_Assignment_. In the passage on miscarriage below, rewrite the section between "This debate cannot" and "should remember that.", inclusive, replacing "pond" with "lake".
------ Passage to read ------
I wanted to say all that because it is important, as everyone deals with things in their own way. About one to two in 100 women have a miscarriage in the second trimester. According to one study, once a pregnancy gets past six to seven weeks and there is a heartbeat, the risk of having a miscarriage drops to about 10%. Those are the facts and they are worthy of noting, but they cannot begin to deal with the process of grief that is suffered. It may sound comforting for people to understand that one in four pregnancies ends in a loss and so they are not alone, but, as one lady said, “I don’t want to be the one in four, I want to be the three who live their life as normal and don’t have this emptiness inside.”
It is important to note the facts, but it is more important to acknowledge the grief and the right to grieve. Long gone are the days of, “Just don’t talk about your loss.” We have learned that for those who wish to express themselves it is healing to do so. Some people need to talk about it, but some decide that they may not. Of course many women will never talk of their loss, and that too is part of their process and is to be respected. For others, the symbolism of a balloon release or the lighting of a candle is a way of acknowledging a life that did not blossom but was most definitely there.
We do not understand why many miscarriages take place, but with an NHS under such pressure—I say that really gently, because we have a wonderful NHS that does great work—we do not investigate until the third miscarriage. That in itself is incredibly difficult. I know of one lady whose parents, after encouragement by the midwife after her second miscarriage, paid for private care and for private tests and all the rest, to learn that taking baby aspirin would increase her chance of keeping the next little one. A baby aspirin once a day saw her have a beautiful baby girl. There could well have been another miscarriage had she not been able to seek private advice. When it comes to that example of how that lady dealt with a miscarriage and then had a child, I wonder whether the necessary advice is there in the system and throughout the process. I have said it before and I shall say it again: three miscarriages but no investigation is too much. I sincerely urge change in the NHS procedure. Perhaps the Minister will be able to respond to that point or give me some idea of where we are.
This debate cannot solve the issue of baby loss and grief, but it can validate the fact that a miscarriage was a loss. It happened and should be remembered, and we as a nation should mourn. The fact that a death certificate cannot be issued until 24 weeks must be reviewed. I find that quite incredible. It does not mean that it is not widely understood that someone has suffered through a death. And it is not simply the mother who suffers, but the father and the would-be grandparents, too. The hon. Member for Eddisbury referred to it, and although the hon. Member for Colchester has not spoken today, I remember his previous contributions. The wider family suffer as well. It is like throwing a stone into a pond: the ripples go right to the edge—they touch everyone in the family circle and all the friends. Everyone should remember that.
We must do more to recognise and support those who suffer from a miscarriage. A pamphlet in a cold, sterile procedure room is not enough. I read a little quote that touched my heart. This lady said:
“I carried you for every second of your life—and I will love you for every second of mine…Let sweet Jesus hold you until mummy and daddy can hold you”—[Interruption.]
------ Given information ------
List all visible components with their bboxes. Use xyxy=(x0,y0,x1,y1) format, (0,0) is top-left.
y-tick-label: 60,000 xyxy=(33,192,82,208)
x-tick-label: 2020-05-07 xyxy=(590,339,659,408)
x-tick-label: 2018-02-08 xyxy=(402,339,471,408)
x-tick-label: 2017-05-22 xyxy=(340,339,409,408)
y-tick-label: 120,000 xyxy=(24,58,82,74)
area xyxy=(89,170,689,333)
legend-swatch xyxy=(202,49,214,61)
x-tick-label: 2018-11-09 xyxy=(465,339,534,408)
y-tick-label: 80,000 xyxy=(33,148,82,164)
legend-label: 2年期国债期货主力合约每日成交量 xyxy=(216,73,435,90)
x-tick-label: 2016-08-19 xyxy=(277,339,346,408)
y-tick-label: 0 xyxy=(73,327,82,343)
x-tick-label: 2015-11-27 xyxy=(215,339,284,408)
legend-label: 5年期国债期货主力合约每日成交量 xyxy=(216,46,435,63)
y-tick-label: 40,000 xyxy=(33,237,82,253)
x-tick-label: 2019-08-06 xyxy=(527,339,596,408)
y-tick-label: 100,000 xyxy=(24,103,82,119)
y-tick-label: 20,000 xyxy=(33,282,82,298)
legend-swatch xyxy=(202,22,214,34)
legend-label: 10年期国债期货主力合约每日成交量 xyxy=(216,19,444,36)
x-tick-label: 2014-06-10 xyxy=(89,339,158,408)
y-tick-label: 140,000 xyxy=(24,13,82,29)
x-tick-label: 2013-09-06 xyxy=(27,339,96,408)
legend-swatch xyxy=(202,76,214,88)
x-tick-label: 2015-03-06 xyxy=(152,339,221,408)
------
_Response area_.
This debate cannot solve the issue of baby loss and grief, but it can validate the fact that a miscarriage was a loss. It happened and should be remembered, and we as a nation should mourn. The fact that a death certificate cannot be issued until 24 weeks must be reviewed. I find that quite incredible. It does not mean that it is not widely understood that someone has suffered through a death. And it is not simply the mother who suffers, but the father and the would-be grandparents, too. The hon. Member for Eddisbury referred to it, and although the hon. Member for Colchester has not spoken today, I remember his previous contributions. The wider family suffer as well. It is like throwing a stone into a lake: the ripples go right to the edge—they touch everyone in the family circle and all the friends. Everyone should remember that.